**WHAT IS EXPECTED**
Examine the entries and show every line in which the word "Upgrade" is found.

═══ TASK DATA

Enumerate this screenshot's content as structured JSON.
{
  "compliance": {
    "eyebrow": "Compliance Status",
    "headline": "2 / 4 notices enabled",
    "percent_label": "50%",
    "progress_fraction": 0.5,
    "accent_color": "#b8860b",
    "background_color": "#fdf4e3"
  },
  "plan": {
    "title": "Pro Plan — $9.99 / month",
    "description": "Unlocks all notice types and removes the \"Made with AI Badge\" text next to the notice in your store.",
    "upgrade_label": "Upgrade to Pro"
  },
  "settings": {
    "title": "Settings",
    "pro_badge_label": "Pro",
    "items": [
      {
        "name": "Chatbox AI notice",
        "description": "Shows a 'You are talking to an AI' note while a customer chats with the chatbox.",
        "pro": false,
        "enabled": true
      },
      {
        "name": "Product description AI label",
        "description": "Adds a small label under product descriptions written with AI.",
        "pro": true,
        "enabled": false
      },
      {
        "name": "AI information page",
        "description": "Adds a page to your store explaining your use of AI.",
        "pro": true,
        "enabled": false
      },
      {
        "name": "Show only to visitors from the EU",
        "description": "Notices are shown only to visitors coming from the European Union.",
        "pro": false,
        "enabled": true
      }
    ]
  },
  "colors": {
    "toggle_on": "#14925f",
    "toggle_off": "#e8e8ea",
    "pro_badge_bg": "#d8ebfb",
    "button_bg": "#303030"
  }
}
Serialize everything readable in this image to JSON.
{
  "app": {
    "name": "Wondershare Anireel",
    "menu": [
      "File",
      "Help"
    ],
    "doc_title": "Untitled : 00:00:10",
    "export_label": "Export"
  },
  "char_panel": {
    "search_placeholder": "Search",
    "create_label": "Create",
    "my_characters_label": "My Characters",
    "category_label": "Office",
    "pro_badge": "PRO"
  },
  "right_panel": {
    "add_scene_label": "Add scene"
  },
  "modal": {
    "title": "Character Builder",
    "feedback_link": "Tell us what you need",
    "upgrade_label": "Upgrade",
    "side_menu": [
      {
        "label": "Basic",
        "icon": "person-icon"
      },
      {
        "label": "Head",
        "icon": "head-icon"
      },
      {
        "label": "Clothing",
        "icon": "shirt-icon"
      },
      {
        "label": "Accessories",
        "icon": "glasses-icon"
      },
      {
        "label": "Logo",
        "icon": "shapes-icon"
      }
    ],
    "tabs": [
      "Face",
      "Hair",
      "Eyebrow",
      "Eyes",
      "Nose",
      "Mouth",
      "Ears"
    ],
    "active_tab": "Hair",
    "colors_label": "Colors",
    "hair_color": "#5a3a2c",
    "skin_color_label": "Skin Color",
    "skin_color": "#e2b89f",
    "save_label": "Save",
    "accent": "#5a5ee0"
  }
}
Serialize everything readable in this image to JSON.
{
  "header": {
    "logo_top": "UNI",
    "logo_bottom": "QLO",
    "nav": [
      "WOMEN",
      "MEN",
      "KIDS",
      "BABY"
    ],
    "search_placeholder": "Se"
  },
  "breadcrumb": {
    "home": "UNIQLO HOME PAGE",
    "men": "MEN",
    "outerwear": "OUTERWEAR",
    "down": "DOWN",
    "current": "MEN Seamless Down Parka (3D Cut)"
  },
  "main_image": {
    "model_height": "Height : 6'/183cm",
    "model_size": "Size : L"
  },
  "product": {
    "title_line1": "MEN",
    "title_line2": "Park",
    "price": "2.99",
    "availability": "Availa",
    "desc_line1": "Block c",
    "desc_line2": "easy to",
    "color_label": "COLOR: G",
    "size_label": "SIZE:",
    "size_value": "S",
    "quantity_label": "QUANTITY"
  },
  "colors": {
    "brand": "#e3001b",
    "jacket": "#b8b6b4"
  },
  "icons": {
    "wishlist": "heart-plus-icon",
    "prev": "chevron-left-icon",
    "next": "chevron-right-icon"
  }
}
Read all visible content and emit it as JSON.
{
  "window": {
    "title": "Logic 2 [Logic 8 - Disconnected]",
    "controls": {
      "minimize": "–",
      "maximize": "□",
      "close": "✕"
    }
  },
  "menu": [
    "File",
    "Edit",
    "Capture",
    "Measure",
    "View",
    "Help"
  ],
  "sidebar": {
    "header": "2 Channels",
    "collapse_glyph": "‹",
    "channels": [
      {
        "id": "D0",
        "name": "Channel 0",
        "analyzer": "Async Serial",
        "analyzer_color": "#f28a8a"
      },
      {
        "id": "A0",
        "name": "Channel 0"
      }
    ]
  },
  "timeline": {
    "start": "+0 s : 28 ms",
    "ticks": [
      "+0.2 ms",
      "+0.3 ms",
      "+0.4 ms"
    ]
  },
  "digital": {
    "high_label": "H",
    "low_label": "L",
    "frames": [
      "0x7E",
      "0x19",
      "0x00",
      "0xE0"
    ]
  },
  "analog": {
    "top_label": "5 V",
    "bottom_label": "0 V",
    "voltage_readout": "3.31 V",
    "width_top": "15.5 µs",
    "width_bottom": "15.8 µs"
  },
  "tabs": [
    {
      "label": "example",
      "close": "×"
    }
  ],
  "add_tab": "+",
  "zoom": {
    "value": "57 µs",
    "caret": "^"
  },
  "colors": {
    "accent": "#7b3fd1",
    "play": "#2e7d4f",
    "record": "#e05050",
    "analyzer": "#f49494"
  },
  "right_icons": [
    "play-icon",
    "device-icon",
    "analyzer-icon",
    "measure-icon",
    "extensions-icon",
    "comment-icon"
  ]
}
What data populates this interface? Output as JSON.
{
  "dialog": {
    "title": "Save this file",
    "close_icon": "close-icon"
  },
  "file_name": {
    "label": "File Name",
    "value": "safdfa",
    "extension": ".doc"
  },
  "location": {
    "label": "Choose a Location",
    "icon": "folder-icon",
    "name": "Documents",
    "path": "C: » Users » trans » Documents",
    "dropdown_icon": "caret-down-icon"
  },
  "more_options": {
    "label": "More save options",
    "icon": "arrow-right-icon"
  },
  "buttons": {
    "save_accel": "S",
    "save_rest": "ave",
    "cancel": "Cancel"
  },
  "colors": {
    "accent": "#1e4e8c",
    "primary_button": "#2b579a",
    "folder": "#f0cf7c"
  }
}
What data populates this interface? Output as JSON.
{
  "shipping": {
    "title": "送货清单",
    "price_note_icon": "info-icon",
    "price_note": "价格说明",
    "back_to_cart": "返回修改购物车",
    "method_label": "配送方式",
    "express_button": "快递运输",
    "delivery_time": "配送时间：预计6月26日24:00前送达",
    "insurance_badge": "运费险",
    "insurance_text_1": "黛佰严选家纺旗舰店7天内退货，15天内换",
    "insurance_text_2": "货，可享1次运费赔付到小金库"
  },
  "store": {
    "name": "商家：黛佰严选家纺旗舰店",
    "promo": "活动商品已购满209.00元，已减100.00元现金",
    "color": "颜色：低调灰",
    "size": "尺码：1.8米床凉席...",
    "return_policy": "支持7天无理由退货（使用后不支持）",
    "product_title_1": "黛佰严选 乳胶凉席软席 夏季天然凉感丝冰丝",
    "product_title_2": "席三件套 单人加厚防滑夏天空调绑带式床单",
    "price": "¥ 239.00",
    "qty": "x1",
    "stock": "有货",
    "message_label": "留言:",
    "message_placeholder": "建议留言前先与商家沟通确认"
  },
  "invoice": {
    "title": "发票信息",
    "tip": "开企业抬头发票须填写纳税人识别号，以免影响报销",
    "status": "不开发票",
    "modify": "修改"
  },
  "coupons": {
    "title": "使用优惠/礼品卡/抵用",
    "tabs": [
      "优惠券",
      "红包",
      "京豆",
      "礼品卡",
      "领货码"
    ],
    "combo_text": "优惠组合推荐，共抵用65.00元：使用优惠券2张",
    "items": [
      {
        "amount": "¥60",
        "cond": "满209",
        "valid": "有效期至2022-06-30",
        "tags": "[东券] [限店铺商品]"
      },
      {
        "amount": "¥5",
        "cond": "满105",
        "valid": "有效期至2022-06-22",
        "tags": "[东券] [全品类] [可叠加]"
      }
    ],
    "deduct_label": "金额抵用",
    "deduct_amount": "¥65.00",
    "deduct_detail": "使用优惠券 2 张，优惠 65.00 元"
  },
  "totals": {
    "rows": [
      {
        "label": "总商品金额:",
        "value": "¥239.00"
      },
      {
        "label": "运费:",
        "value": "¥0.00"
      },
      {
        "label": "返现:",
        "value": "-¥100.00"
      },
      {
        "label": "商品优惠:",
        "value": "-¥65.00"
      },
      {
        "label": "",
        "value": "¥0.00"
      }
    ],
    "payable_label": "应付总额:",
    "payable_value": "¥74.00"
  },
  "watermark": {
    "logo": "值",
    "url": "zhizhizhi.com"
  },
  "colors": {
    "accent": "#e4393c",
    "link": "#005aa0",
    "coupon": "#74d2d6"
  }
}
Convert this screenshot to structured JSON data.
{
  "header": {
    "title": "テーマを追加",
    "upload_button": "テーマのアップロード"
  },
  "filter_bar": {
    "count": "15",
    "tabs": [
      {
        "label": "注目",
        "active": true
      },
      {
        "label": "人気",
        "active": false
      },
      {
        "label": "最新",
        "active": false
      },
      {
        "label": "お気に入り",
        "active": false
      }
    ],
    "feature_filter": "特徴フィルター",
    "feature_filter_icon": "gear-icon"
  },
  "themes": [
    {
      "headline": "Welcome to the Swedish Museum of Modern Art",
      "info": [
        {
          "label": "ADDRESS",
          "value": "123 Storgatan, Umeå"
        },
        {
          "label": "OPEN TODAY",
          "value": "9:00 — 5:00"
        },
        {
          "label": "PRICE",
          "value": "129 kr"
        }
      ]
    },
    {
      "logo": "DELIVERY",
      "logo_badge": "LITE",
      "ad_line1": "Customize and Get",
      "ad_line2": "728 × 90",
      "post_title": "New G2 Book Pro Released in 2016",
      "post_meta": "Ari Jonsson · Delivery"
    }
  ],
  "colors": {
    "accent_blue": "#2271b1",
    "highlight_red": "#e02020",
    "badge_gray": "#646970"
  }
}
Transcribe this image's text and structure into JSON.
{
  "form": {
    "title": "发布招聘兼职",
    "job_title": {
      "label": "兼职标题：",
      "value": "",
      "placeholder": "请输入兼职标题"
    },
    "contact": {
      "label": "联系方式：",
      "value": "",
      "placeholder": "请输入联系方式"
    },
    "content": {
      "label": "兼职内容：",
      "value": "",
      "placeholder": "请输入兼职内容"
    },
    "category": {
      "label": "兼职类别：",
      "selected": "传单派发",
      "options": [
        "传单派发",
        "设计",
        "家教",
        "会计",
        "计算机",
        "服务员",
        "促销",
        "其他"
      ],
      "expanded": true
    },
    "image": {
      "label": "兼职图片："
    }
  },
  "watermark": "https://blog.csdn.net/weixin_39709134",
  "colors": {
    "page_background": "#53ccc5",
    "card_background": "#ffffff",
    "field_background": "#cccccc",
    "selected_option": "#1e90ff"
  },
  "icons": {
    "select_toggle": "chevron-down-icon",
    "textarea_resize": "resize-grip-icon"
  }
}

══════

**THE REPLY**
    "upgrade_label": "Upgrade to Pro"
    "upgrade_label": "Upgrade",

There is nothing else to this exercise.